## Start

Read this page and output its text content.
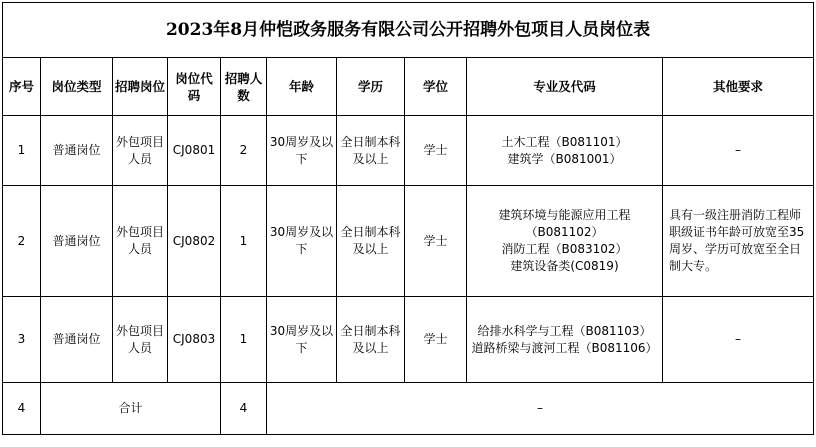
2023年8月仲恺政务服务有限公司公开招聘外包项目人员岗位表									
序号	岗位类型	招聘岗位	岗位代码	招聘人数	年龄	学历	学位	专业及代码	其他要求
1	普通岗位	外包项目人员	CJ0801	2	30周岁及以下	全日制本科及以上	学士	土木工程（B081101）
建筑学（B081001）	–
2	普通岗位	外包项目人员	CJ0802	1	30周岁及以下	全日制本科及以上	学士	建筑环境与能源应用工程
（B081102）
消防工程（B083102）
建筑设备类(C0819)	具有一级注册消防工程师职级证书年龄可放宽至35周岁、学历可放宽至全日制大专。
3	普通岗位	外包项目人员	CJ0803	1	30周岁及以下	全日制本科及以上	学士	给排水科学与工程（B081103）
道路桥梁与渡河工程（B081106）	–
4	合计			4	–				
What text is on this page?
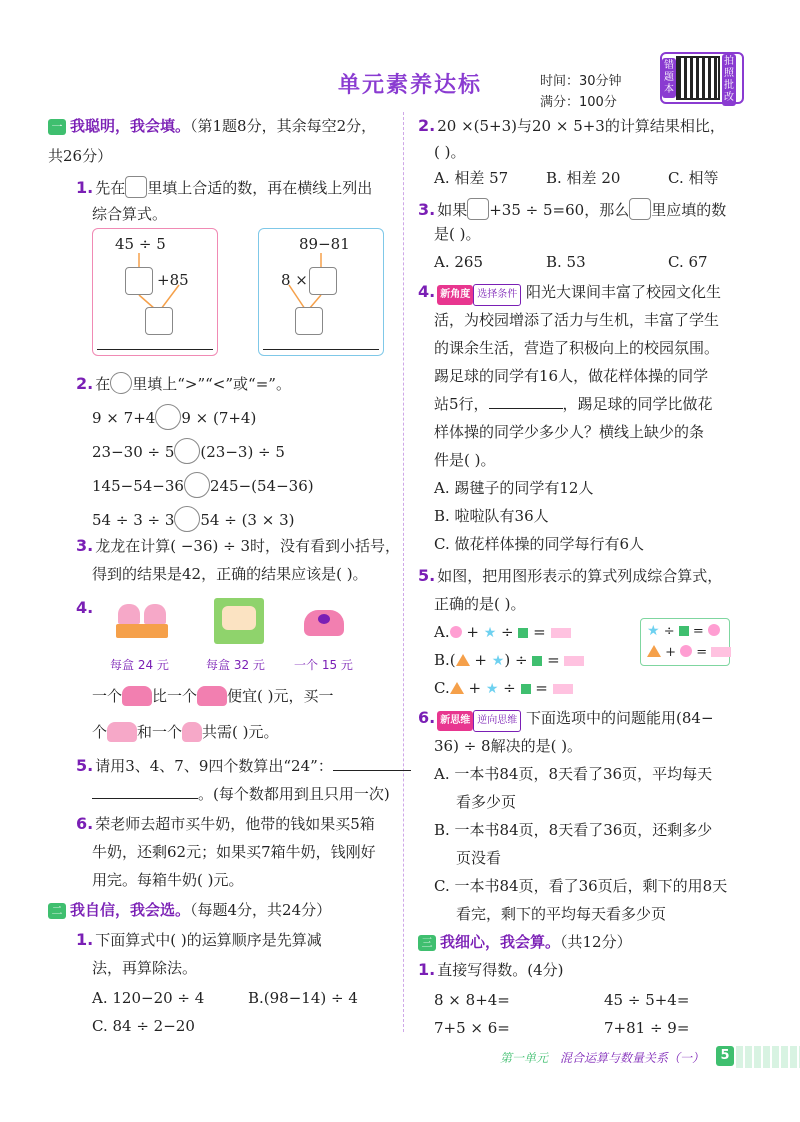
单元素养达标	时间：30分钟
满分：100分
错题本
拍照批改
一 我聪明，我会填。（第1题8分，其余每空2分，
共26分）
1. 先在 里填上合适的数，再在横线上列出
综合算式。
45 ÷ 5
+85
89−81
8 ×
2. 在 里填上“>”“<”或“=”。
9 × 7+4 9 × (7+4)
23−30 ÷ 5 (23−3) ÷ 5
145−54−36 245−(54−36)
54 ÷ 3 ÷ 3 54 ÷ (3 × 3)
3. 龙龙在计算( −36) ÷ 3时，没有看到小括号，
得到的结果是42，正确的结果应该是( )。
4.
每盒 24 元	每盒 32 元 一个 15 元
一个 比一个 便宜( )元，买一
个 和一个 共需( )元。
5. 请用3、4、7、9四个数算出“24”：
。(每个数都用到且只用一次)
6. 荣老师去超市买牛奶，他带的钱如果买5箱
牛奶，还剩62元；如果买7箱牛奶，钱刚好
用完。每箱牛奶( )元。
二 我自信，我会选。（每题4分，共24分）
1. 下面算式中( )的运算顺序是先算减
法，再算除法。
A. 120−20 ÷ 4	B.(98−14) ÷ 4
C. 84 ÷ 2−20
2. 20 ×(5+3)与20 × 5+3的计算结果相比，
( )。
A. 相差 57	B. 相差 20	C. 相等
3. 如果 +35 ÷ 5=60，那么 里应填的数
是( )。
A. 265	B. 53	C. 67
4. 新角度 选择条件 阳光大课间丰富了校园文化生
活，为校园增添了活力与生机，丰富了学生
的课余生活，营造了积极向上的校园氛围。
踢足球的同学有16人，做花样体操的同学
站5行，	，踢足球的同学比做花
样体操的同学少多少人？横线上缺少的条
件是( )。
A. 踢毽子的同学有12人
B. 啦啦队有36人
C. 做花样体操的同学每行有6人
5. 如图，把用图形表示的算式列成综合算式，
正确的是( )。
A. + ★ ÷  =
B.( + ★) ÷  =
C. + ★ ÷  =
★ ÷  =
+  =
6. 新思维 逆向思维 下面选项中的问题能用(84−
36) ÷ 8解决的是( )。
A. 一本书84页，8天看了36页，平均每天
看多少页
B. 一本书84页，8天看了36页，还剩多少
页没看
C. 一本书84页，看了36页后，剩下的用8天
看完，剩下的平均每天看多少页
三 我细心，我会算。（共12分）
1. 直接写得数。(4分)
8 × 8+4=	45 ÷ 5+4=
7+5 × 6=	7+81 ÷ 9=
第一单元 混合运算与数量关系（一）	5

## End

TASK DESCRIPTION
Return the whole listing, word for word, and leave out every picture.

SOLVED PROBLEM
Read this page and output its text content.
2023年8月仲恺政务服务有限公司公开招聘外包项目人员岗位表									
序号	岗位类型	招聘岗位	岗位代码	招聘人数	年龄	学历	学位	专业及代码	其他要求
1	普通岗位	外包项目人员	CJ0801	2	30周岁及以下	全日制本科及以上	学士	土木工程（B081101）
建筑学（B081001）	–
2	普通岗位	外包项目人员	CJ0802	1	30周岁及以下	全日制本科及以上	学士	建筑环境与能源应用工程
（B081102）
消防工程（B083102）
建筑设备类(C0819)	具有一级注册消防工程师职级证书年龄可放宽至35周岁、学历可放宽至全日制大专。
3	普通岗位	外包项目人员	CJ0803	1	30周岁及以下	全日制本科及以上	学士	给排水科学与工程（B081103）
道路桥梁与渡河工程（B081106）	–
4	合计			4	–				
What text is on this page?
单元素养达标	时间：30分钟
满分：100分
错题本
拍照批改
一 我聪明，我会填。（第1题8分，其余每空2分，
共26分）
1. 先在 里填上合适的数，再在横线上列出
综合算式。
45 ÷ 5
+85
89−81
8 ×
2. 在 里填上“>”“<”或“=”。
9 × 7+4 9 × (7+4)
23−30 ÷ 5 (23−3) ÷ 5
145−54−36 245−(54−36)
54 ÷ 3 ÷ 3 54 ÷ (3 × 3)
3. 龙龙在计算( −36) ÷ 3时，没有看到小括号，
得到的结果是42，正确的结果应该是( )。
4.
每盒 24 元	每盒 32 元 一个 15 元
一个 比一个 便宜( )元，买一
个 和一个 共需( )元。
5. 请用3、4、7、9四个数算出“24”：
。(每个数都用到且只用一次)
6. 荣老师去超市买牛奶，他带的钱如果买5箱
牛奶，还剩62元；如果买7箱牛奶，钱刚好
用完。每箱牛奶( )元。
二 我自信，我会选。（每题4分，共24分）
1. 下面算式中( )的运算顺序是先算减
法，再算除法。
A. 120−20 ÷ 4	B.(98−14) ÷ 4
C. 84 ÷ 2−20
2. 20 ×(5+3)与20 × 5+3的计算结果相比，
( )。
A. 相差 57	B. 相差 20	C. 相等
3. 如果 +35 ÷ 5=60，那么 里应填的数
是( )。
A. 265	B. 53	C. 67
4. 新角度 选择条件 阳光大课间丰富了校园文化生
活，为校园增添了活力与生机，丰富了学生
的课余生活，营造了积极向上的校园氛围。
踢足球的同学有16人，做花样体操的同学
站5行，	，踢足球的同学比做花
样体操的同学少多少人？横线上缺少的条
件是( )。
A. 踢毽子的同学有12人
B. 啦啦队有36人
C. 做花样体操的同学每行有6人
5. 如图，把用图形表示的算式列成综合算式，
正确的是( )。
A. + ★ ÷  =
B.( + ★) ÷  =
C. + ★ ÷  =
★ ÷  =
+  =
6. 新思维 逆向思维 下面选项中的问题能用(84−
36) ÷ 8解决的是( )。
A. 一本书84页，8天看了36页，平均每天
看多少页
B. 一本书84页，8天看了36页，还剩多少
页没看
C. 一本书84页，看了36页后，剩下的用8天
看完，剩下的平均每天看多少页
三 我细心，我会算。（共12分）
1. 直接写得数。(4分)
8 × 8+4=	45 ÷ 5+4=
7+5 × 6=	7+81 ÷ 9=
第一单元 混合运算与数量关系（一）	5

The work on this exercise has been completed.